* [STATED TASK]: Select the lines that hold the word "image" and copy each one.

== MATERIAL FOR THIS TASK ==

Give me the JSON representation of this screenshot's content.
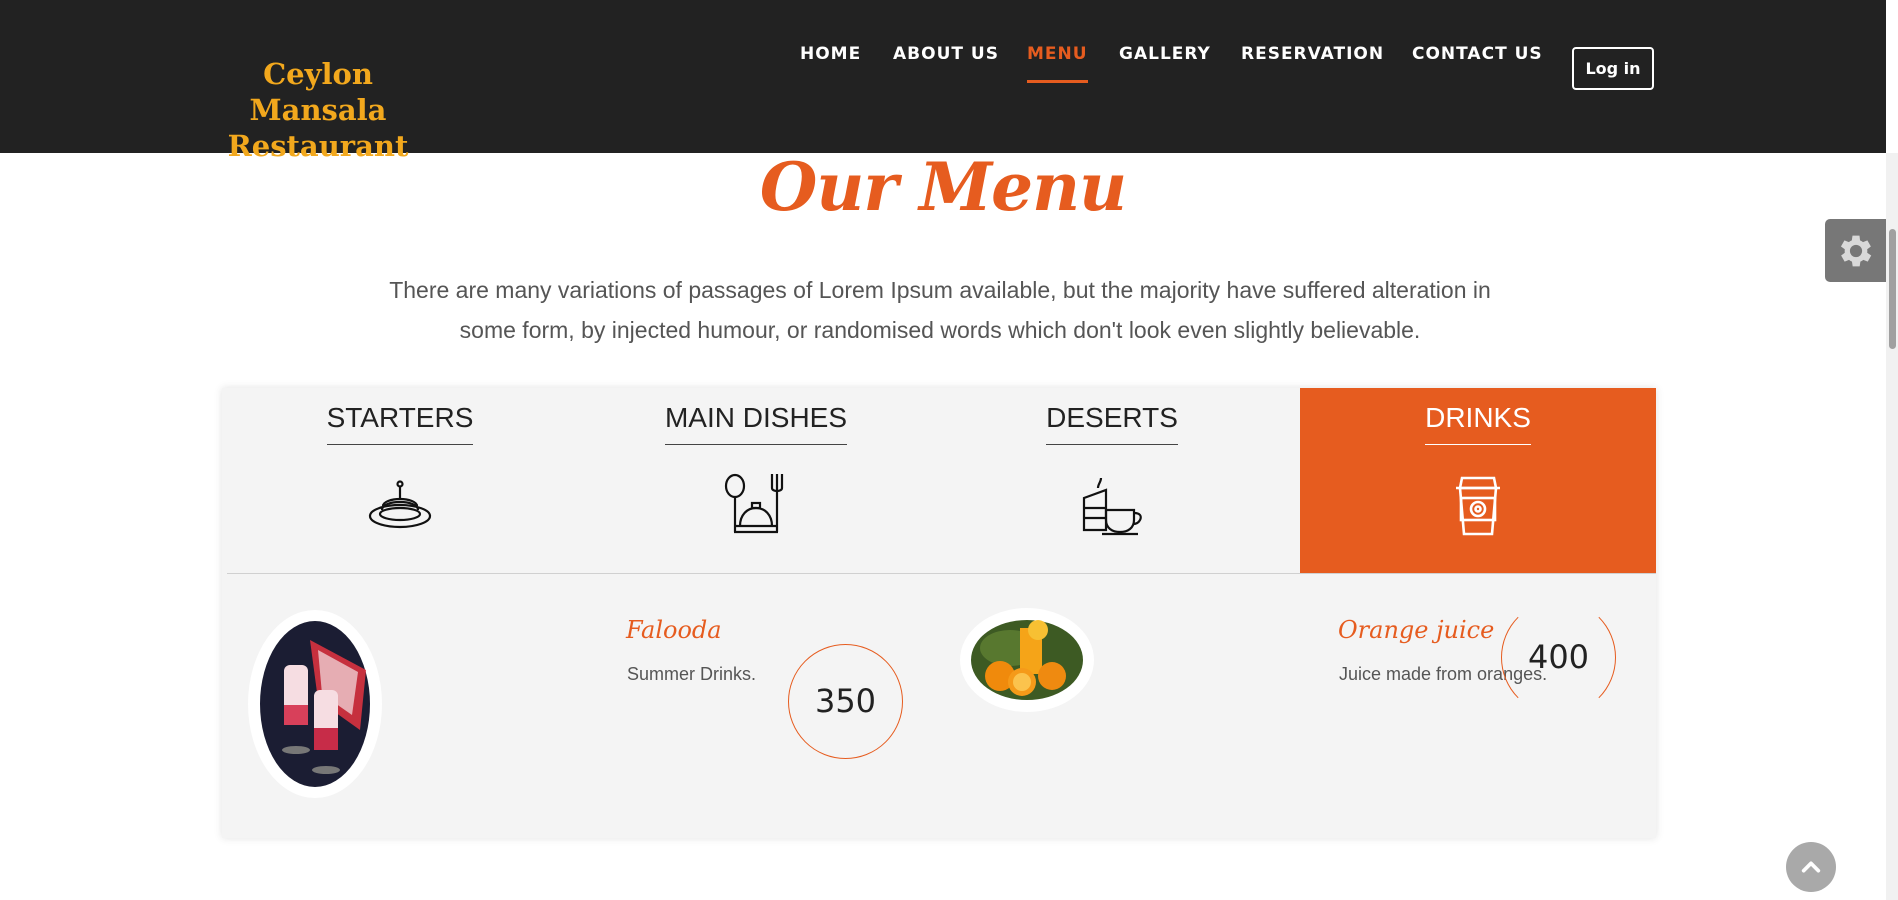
{
  "header": {
    "brand": "Ceylon Mansala Restaurant",
    "nav": [
      "HOME",
      "ABOUT US",
      "MENU",
      "GALLERY",
      "RESERVATION",
      "CONTACT US"
    ],
    "active_nav": "MENU",
    "login_label": "Log in"
  },
  "main": {
    "title": "Our Menu",
    "intro": "There are many variations of passages of Lorem Ipsum available, but the majority have suffered alteration in some form, by injected humour, or randomised words which don't look even slightly believable."
  },
  "tabs": [
    {
      "label": "STARTERS",
      "icon": "pancake-plate-icon"
    },
    {
      "label": "MAIN DISHES",
      "icon": "cloche-cutlery-icon"
    },
    {
      "label": "DESERTS",
      "icon": "cake-coffee-icon"
    },
    {
      "label": "DRINKS",
      "icon": "coffee-cup-icon"
    }
  ],
  "active_tab": "DRINKS",
  "items": [
    {
      "name": "Falooda",
      "description": "Summer Drinks.",
      "price": "350",
      "image": "falooda-image"
    },
    {
      "name": "Orange juice",
      "description": "Juice made from oranges.",
      "price": "400",
      "image": "orange-juice-image"
    }
  ],
  "colors": {
    "accent": "#e65c1f",
    "brand": "#f2a81d",
    "header_bg": "#222222",
    "panel_bg": "#f4f4f4"
  }
}
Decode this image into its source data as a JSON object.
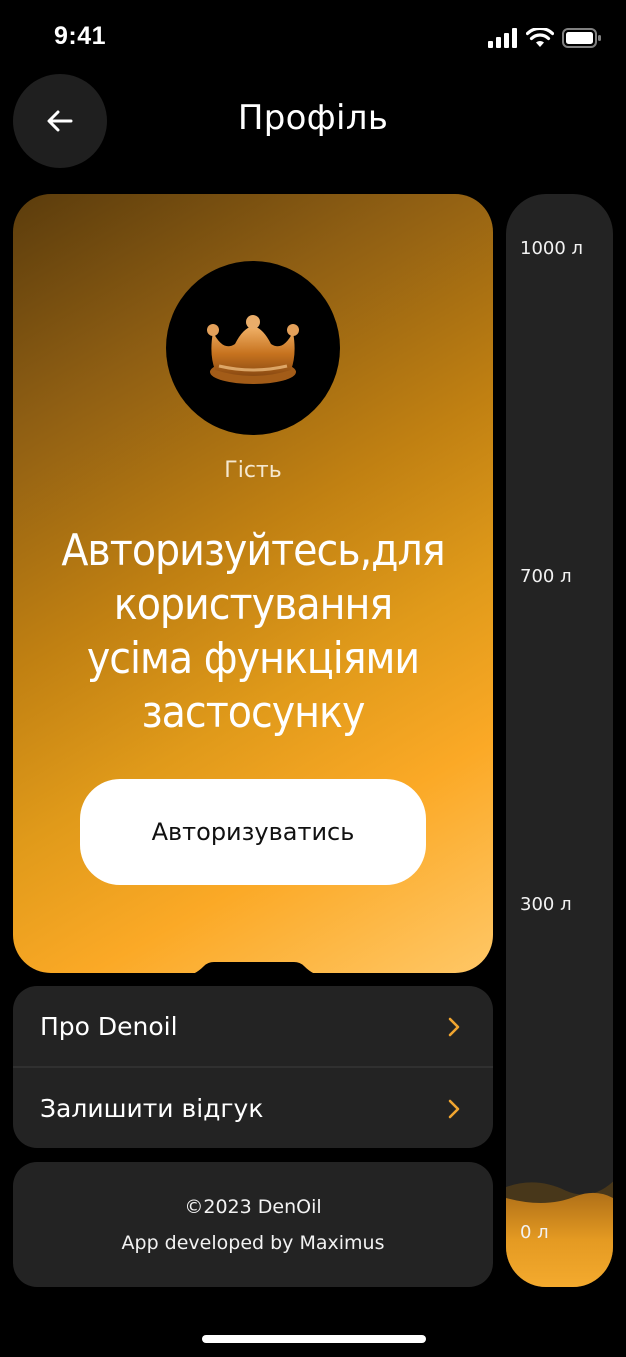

===

* [WRITTEN ANSWER]:
      "image": "falooda-image"
      "image": "orange-juice-image"
Decode this image into its source data as a JSON object.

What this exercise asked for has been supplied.